→ THE EXERCISE: Please transcribe every one of the items below, reproducing each line without any change.

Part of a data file
++++++++

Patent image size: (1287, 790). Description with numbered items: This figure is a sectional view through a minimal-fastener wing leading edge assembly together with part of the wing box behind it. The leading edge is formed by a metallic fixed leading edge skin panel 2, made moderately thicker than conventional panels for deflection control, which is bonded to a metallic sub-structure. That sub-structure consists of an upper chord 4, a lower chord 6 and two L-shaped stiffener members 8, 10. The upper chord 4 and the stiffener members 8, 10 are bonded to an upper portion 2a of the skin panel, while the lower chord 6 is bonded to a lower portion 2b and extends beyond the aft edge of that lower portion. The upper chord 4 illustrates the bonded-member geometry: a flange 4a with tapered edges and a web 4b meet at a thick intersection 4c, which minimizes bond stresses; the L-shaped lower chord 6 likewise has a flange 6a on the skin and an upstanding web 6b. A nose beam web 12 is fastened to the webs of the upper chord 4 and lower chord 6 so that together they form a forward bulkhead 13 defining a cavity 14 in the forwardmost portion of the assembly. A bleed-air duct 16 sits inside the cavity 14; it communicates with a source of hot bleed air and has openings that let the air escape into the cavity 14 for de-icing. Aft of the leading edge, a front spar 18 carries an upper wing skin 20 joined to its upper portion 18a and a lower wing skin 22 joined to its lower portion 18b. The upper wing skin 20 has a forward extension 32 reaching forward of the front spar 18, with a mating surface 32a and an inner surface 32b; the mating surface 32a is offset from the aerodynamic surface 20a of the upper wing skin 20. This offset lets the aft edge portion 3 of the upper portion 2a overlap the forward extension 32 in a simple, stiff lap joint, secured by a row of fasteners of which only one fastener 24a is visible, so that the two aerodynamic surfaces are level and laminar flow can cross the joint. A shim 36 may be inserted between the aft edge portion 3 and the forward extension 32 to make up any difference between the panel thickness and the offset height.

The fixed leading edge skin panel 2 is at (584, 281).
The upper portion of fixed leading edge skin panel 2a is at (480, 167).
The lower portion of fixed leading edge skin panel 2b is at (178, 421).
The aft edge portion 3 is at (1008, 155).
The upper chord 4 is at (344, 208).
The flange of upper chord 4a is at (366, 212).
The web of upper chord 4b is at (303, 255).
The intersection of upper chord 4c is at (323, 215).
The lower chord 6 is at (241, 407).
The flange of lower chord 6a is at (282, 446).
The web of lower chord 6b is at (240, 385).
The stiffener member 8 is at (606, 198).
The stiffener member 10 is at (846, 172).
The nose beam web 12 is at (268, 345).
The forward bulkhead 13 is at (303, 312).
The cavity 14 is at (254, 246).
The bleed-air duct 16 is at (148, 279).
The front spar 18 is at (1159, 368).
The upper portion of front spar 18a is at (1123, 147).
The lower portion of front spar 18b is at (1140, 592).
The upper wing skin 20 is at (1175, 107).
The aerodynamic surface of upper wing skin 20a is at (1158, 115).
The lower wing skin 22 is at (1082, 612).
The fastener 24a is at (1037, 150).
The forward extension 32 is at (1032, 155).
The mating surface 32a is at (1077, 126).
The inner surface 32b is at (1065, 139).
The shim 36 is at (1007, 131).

++++++++

→ REPLY:
Patent image size: (1287, 790). Description with numbered items: This figure is a sectional view through a minimal-fastener wing leading edge assembly together with part of the wing box behind it. The leading edge is formed by a metallic fixed leading edge skin panel 2, made moderately thicker than conventional panels for deflection control, which is bonded to a metallic sub-structure. That sub-structure consists of an upper chord 4, a lower chord 6 and two L-shaped stiffener members 8, 10. The upper chord 4 and the stiffener members 8, 10 are bonded to an upper portion 2a of the skin panel, while the lower chord 6 is bonded to a lower portion 2b and extends beyond the aft edge of that lower portion. The upper chord 4 illustrates the bonded-member geometry: a flange 4a with tapered edges and a web 4b meet at a thick intersection 4c, which minimizes bond stresses; the L-shaped lower chord 6 likewise has a flange 6a on the skin and an upstanding web 6b. A nose beam web 12 is fastened to the webs of the upper chord 4 and lower chord 6 so that together they form a forward bulkhead 13 defining a cavity 14 in the forwardmost portion of the assembly. A bleed-air duct 16 sits inside the cavity 14; it communicates with a source of hot bleed air and has openings that let the air escape into the cavity 14 for de-icing. Aft of the leading edge, a front spar 18 carries an upper wing skin 20 joined to its upper portion 18a and a lower wing skin 22 joined to its lower portion 18b. The upper wing skin 20 has a forward extension 32 reaching forward of the front spar 18, with a mating surface 32a and an inner surface 32b; the mating surface 32a is offset from the aerodynamic surface 20a of the upper wing skin 20. This offset lets the aft edge portion 3 of the upper portion 2a overlap the forward extension 32 in a simple, stiff lap joint, secured by a row of fasteners of which only one fastener 24a is visible, so that the two aerodynamic surfaces are level and laminar flow can cross the joint. A shim 36 may be inserted between the aft edge portion 3 and the forward extension 32 to make up any difference between the panel thickness and the offset height.

The fixed leading edge skin panel 2 is at (584, 281).
The upper portion of fixed leading edge skin panel 2a is at (480, 167).
The lower portion of fixed leading edge skin panel 2b is at (178, 421).
The aft edge portion 3 is at (1008, 155).
The upper chord 4 is at (344, 208).
The flange of upper chord 4a is at (366, 212).
The web of upper chord 4b is at (303, 255).
The intersection of upper chord 4c is at (323, 215).
The lower chord 6 is at (241, 407).
The flange of lower chord 6a is at (282, 446).
The web of lower chord 6b is at (240, 385).
The stiffener member 8 is at (606, 198).
The stiffener member 10 is at (846, 172).
The nose beam web 12 is at (268, 345).
The forward bulkhead 13 is at (303, 312).
The cavity 14 is at (254, 246).
The bleed-air duct 16 is at (148, 279).
The front spar 18 is at (1159, 368).
The upper portion of front spar 18a is at (1123, 147).
The lower portion of front spar 18b is at (1140, 592).
The upper wing skin 20 is at (1175, 107).
The aerodynamic surface of upper wing skin 20a is at (1158, 115).
The lower wing skin 22 is at (1082, 612).
The fastener 24a is at (1037, 150).
The forward extension 32 is at (1032, 155).
The mating surface 32a is at (1077, 126).
The inner surface 32b is at (1065, 139).
The shim 36 is at (1007, 131).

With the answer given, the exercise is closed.